*** Input records ***
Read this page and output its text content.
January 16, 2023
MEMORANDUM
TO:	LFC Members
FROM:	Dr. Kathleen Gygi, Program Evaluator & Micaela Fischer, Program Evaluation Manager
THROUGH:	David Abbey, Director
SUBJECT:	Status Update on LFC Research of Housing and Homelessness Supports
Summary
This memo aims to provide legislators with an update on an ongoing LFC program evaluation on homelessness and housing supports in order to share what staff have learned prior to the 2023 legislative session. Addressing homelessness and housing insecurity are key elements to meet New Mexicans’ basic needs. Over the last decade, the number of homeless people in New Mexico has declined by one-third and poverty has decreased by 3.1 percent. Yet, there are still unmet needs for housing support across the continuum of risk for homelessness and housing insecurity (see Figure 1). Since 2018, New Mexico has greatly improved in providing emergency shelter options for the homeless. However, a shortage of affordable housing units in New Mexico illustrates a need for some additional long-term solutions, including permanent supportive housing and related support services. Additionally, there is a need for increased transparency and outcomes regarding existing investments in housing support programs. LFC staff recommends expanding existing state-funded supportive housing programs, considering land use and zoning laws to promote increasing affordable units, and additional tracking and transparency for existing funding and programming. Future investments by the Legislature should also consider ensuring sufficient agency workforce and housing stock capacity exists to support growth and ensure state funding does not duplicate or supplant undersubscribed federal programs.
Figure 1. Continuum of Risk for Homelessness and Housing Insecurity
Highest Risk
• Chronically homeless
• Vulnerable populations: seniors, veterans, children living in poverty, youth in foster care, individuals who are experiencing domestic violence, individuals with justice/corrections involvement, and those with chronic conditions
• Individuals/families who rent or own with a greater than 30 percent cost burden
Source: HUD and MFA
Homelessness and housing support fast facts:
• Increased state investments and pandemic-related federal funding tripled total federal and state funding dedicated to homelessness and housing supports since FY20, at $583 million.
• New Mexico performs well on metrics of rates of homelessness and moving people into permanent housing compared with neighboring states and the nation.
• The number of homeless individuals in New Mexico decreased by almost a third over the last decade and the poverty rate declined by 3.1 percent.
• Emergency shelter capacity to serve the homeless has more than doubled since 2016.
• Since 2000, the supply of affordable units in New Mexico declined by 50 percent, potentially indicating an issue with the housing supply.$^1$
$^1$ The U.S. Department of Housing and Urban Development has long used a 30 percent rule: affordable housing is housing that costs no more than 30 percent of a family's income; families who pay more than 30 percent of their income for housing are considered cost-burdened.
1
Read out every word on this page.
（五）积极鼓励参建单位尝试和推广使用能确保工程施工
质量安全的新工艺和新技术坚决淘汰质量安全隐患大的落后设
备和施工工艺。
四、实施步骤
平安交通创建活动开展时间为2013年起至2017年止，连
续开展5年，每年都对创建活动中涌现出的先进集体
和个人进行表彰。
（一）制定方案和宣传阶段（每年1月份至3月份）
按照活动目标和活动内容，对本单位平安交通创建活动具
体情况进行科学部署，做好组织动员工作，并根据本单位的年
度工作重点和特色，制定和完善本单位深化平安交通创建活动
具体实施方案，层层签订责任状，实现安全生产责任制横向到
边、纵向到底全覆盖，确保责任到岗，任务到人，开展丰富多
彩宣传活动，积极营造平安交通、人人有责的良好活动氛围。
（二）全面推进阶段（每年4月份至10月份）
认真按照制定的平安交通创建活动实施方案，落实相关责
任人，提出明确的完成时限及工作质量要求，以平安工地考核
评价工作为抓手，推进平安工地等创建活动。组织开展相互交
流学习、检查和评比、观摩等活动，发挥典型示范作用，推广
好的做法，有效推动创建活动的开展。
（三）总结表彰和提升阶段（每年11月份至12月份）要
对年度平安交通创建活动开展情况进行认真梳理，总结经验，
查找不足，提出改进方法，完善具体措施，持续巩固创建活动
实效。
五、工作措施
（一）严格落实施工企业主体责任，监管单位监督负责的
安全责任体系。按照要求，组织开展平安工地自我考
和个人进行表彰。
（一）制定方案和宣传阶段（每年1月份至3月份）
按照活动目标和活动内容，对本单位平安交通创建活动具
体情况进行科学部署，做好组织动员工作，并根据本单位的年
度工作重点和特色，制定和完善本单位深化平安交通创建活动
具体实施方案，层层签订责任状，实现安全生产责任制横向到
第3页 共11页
***
• _Task instructions_:
Starting at the line that contains "Read out every word on this page.", write out every line to the end of the entries, exactly as given.

• _Written answer_:
Read out every word on this page.
（五）积极鼓励参建单位尝试和推广使用能确保工程施工
质量安全的新工艺和新技术坚决淘汰质量安全隐患大的落后设
备和施工工艺。
四、实施步骤
平安交通创建活动开展时间为2013年起至2017年止，连
续开展5年，每年都对创建活动中涌现出的先进集体
和个人进行表彰。
（一）制定方案和宣传阶段（每年1月份至3月份）
按照活动目标和活动内容，对本单位平安交通创建活动具
体情况进行科学部署，做好组织动员工作，并根据本单位的年
度工作重点和特色，制定和完善本单位深化平安交通创建活动
具体实施方案，层层签订责任状，实现安全生产责任制横向到
边、纵向到底全覆盖，确保责任到岗，任务到人，开展丰富多
彩宣传活动，积极营造平安交通、人人有责的良好活动氛围。
（二）全面推进阶段（每年4月份至10月份）
认真按照制定的平安交通创建活动实施方案，落实相关责
任人，提出明确的完成时限及工作质量要求，以平安工地考核
评价工作为抓手，推进平安工地等创建活动。组织开展相互交
流学习、检查和评比、观摩等活动，发挥典型示范作用，推广
好的做法，有效推动创建活动的开展。
（三）总结表彰和提升阶段（每年11月份至12月份）要
对年度平安交通创建活动开展情况进行认真梳理，总结经验，
查找不足，提出改进方法，完善具体措施，持续巩固创建活动
实效。
五、工作措施
（一）严格落实施工企业主体责任，监管单位监督负责的
安全责任体系。按照要求，组织开展平安工地自我考
和个人进行表彰。
（一）制定方案和宣传阶段（每年1月份至3月份）
按照活动目标和活动内容，对本单位平安交通创建活动具
体情况进行科学部署，做好组织动员工作，并根据本单位的年
度工作重点和特色，制定和完善本单位深化平安交通创建活动
具体实施方案，层层签订责任状，实现安全生产责任制横向到
第3页 共11页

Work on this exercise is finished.